* [Goal]:
Pick out the lines below with "title" and list them.

________

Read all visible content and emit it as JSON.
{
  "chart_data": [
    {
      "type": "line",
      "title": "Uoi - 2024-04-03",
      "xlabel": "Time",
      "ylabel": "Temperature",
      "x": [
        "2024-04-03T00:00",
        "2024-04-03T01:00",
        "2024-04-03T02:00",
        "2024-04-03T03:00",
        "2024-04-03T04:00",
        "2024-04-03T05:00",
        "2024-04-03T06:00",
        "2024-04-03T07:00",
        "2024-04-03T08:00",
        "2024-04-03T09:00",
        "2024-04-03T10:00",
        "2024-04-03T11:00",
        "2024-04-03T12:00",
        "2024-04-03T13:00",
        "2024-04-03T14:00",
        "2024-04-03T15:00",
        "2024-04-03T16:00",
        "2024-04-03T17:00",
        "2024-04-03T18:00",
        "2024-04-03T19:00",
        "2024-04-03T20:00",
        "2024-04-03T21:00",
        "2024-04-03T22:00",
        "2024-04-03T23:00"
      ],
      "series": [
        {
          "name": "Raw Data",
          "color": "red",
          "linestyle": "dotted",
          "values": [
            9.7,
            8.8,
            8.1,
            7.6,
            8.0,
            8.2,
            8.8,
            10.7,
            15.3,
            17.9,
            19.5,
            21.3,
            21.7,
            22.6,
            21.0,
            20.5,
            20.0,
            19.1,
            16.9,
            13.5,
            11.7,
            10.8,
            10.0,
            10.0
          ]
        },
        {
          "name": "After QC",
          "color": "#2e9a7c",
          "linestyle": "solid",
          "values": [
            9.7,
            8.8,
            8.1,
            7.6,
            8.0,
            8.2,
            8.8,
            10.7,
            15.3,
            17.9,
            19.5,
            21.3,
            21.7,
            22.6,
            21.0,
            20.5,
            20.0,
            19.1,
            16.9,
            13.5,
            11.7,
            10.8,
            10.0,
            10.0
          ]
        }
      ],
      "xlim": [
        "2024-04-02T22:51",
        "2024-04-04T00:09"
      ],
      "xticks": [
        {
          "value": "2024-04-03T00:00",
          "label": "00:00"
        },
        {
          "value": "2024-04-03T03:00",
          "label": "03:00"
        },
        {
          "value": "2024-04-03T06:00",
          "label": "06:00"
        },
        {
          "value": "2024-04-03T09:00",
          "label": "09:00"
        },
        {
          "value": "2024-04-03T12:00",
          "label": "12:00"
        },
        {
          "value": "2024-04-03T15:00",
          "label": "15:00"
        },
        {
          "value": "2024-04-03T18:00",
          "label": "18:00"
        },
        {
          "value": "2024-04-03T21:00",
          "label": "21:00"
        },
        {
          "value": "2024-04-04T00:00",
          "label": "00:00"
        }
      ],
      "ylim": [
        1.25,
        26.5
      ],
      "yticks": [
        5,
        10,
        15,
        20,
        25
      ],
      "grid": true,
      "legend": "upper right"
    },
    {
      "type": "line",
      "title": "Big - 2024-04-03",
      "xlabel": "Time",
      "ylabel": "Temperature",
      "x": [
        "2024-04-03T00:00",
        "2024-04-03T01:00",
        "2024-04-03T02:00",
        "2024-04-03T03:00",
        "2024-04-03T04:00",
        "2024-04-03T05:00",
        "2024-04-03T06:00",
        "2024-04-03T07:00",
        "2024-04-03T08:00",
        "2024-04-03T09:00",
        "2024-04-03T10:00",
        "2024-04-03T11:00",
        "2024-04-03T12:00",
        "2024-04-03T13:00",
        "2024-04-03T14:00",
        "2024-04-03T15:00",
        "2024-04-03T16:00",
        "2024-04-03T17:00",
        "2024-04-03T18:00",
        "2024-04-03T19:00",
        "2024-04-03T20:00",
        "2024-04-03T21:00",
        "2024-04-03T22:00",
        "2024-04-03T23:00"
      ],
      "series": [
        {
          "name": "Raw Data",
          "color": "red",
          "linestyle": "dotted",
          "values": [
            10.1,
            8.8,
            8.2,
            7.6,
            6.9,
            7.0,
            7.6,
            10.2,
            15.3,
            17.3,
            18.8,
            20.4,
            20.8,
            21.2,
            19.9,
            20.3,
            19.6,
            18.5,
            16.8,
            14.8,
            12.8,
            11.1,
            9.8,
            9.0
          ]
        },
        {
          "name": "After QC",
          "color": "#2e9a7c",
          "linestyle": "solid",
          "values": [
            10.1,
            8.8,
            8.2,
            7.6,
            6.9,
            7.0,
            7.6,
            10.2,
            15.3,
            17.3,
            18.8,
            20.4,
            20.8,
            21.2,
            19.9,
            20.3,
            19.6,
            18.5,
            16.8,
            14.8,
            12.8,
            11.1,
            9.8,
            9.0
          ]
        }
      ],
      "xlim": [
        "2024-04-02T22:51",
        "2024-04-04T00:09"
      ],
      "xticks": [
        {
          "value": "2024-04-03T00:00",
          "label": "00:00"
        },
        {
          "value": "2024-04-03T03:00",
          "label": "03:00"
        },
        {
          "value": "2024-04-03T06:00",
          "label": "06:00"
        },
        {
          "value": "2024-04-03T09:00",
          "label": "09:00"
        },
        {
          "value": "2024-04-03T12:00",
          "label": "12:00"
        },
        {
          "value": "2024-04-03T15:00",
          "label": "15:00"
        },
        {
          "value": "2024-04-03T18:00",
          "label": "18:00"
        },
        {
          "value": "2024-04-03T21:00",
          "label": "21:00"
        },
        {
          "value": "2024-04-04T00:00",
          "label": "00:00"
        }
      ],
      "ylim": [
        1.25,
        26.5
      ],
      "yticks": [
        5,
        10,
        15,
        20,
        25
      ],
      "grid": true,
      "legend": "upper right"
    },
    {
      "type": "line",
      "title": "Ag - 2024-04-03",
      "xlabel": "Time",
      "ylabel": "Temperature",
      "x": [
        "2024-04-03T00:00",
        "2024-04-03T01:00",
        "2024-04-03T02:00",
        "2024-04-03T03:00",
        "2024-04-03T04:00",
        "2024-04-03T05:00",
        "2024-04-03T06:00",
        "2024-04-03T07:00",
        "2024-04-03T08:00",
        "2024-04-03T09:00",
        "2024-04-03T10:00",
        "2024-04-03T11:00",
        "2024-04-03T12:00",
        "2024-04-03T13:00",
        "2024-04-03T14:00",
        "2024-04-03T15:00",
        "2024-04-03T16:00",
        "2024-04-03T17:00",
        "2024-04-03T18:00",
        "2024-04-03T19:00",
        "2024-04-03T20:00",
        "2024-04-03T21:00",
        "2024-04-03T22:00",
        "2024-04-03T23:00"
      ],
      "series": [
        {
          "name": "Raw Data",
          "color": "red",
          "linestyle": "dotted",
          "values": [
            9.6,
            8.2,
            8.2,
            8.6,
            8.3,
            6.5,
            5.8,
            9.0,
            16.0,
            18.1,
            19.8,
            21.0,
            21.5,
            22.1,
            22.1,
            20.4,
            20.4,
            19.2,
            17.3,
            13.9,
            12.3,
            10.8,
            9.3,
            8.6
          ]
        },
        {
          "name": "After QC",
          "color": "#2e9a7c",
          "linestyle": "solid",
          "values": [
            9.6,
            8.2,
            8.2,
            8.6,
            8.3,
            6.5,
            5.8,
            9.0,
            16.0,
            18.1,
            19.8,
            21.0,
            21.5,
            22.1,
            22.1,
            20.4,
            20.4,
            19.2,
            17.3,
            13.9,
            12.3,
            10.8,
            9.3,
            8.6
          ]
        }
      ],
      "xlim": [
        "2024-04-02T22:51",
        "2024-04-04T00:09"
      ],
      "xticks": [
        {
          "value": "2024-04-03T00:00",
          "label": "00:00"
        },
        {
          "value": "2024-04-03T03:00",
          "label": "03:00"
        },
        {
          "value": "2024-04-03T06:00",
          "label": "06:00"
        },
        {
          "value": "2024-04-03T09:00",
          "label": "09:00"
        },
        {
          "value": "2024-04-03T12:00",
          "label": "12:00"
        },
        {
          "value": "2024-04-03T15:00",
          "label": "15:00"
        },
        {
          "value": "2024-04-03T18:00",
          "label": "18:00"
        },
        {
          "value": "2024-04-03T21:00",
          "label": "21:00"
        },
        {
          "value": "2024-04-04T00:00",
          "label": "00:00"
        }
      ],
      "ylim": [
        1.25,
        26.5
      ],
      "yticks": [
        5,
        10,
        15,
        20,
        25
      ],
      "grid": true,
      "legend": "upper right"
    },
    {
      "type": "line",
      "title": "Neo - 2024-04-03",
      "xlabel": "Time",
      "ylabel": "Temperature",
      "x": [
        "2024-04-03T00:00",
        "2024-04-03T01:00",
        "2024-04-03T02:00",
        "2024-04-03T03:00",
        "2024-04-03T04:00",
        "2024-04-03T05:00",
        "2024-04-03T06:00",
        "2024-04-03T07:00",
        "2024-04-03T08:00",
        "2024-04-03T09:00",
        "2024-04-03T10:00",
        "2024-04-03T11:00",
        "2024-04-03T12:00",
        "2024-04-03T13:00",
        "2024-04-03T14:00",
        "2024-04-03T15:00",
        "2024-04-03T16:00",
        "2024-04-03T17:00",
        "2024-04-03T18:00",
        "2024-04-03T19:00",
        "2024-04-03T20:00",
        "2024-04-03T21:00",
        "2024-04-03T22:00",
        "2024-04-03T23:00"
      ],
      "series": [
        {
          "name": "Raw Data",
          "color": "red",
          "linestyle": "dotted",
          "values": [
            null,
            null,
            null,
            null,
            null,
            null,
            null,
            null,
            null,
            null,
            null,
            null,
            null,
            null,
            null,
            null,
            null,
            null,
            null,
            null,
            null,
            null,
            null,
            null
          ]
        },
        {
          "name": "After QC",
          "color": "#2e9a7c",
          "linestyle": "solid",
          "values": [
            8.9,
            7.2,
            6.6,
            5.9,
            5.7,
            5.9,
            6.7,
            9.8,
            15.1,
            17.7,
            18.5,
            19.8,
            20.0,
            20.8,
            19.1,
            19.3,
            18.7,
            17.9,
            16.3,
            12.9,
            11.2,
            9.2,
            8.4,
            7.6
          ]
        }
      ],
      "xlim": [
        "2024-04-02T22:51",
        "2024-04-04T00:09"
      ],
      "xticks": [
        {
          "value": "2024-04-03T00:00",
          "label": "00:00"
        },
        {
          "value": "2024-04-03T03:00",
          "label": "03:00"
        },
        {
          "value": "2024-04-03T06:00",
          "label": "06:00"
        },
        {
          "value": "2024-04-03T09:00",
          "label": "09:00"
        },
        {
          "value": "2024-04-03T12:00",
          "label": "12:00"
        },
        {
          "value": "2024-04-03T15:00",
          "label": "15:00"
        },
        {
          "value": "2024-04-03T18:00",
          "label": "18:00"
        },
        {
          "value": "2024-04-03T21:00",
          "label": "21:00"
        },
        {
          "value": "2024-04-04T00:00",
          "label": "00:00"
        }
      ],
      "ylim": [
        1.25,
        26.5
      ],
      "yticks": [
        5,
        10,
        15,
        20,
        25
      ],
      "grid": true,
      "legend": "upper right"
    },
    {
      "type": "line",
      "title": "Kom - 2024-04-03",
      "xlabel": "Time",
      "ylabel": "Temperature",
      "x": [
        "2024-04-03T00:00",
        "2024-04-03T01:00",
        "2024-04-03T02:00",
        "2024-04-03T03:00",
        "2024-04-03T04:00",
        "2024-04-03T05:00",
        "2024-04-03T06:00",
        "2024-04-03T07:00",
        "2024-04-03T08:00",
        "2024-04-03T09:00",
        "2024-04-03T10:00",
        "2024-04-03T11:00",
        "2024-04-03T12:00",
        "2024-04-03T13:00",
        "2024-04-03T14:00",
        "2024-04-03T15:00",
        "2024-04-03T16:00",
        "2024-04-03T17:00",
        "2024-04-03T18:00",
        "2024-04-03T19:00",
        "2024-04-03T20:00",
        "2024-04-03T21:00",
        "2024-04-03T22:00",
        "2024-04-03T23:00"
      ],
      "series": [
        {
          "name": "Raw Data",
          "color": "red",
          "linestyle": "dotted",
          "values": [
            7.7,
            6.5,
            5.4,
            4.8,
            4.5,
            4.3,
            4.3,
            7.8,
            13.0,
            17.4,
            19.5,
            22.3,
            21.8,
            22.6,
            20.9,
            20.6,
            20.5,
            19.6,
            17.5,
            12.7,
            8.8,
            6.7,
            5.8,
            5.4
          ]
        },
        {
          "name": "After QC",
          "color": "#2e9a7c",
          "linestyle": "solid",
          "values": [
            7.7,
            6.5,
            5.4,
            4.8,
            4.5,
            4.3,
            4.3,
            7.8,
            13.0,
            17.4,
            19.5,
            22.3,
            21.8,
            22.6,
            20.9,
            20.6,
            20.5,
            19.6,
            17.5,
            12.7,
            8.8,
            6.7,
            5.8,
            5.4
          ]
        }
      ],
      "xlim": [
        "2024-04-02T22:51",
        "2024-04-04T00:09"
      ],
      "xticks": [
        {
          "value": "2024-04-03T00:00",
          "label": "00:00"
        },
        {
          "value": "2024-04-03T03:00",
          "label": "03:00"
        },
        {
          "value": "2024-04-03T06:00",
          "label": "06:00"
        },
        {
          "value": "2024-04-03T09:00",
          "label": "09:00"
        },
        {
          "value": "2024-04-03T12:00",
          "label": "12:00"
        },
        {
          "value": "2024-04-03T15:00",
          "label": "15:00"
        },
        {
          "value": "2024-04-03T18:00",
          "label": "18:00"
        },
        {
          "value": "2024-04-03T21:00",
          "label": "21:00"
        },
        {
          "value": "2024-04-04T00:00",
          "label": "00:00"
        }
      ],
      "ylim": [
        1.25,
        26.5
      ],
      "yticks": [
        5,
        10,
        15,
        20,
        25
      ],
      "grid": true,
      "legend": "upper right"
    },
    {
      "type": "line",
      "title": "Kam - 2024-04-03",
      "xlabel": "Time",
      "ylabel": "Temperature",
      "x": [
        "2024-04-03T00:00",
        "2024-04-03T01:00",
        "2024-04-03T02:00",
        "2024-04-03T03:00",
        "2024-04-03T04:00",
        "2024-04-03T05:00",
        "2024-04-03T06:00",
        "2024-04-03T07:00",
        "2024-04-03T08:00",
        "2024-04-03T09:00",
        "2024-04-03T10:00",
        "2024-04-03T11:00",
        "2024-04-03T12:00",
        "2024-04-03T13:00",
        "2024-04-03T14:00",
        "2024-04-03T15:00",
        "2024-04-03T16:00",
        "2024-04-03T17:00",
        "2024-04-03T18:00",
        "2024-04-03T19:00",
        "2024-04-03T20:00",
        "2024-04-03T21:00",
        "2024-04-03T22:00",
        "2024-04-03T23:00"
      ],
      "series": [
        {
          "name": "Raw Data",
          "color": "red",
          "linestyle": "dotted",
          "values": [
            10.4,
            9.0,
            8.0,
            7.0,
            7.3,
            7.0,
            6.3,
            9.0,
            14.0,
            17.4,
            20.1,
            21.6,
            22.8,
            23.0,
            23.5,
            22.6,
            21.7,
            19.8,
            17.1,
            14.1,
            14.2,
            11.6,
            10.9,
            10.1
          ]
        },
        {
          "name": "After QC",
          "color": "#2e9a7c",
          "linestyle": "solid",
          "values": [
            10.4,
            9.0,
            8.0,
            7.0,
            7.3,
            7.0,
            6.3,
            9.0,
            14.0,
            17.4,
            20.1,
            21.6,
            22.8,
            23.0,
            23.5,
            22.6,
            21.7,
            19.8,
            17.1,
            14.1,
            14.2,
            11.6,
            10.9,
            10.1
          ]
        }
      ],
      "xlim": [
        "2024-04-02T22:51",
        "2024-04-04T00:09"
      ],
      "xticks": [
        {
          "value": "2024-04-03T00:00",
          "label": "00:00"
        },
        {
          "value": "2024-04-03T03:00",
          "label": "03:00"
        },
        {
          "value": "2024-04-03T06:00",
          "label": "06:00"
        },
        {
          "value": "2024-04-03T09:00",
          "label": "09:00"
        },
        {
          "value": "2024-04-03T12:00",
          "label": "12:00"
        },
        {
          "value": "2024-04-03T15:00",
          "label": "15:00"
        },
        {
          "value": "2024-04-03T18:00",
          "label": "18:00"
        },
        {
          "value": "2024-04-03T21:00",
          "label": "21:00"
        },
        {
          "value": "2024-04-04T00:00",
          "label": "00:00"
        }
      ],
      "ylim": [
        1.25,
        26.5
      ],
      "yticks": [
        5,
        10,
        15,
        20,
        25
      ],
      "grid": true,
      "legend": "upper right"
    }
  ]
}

________

* [Output of the task]:
      "title": "Uoi - 2024-04-03",
      "title": "Big - 2024-04-03",
      "title": "Ag - 2024-04-03",
      "title": "Neo - 2024-04-03",
      "title": "Kom - 2024-04-03",
      "title": "Kam - 2024-04-03",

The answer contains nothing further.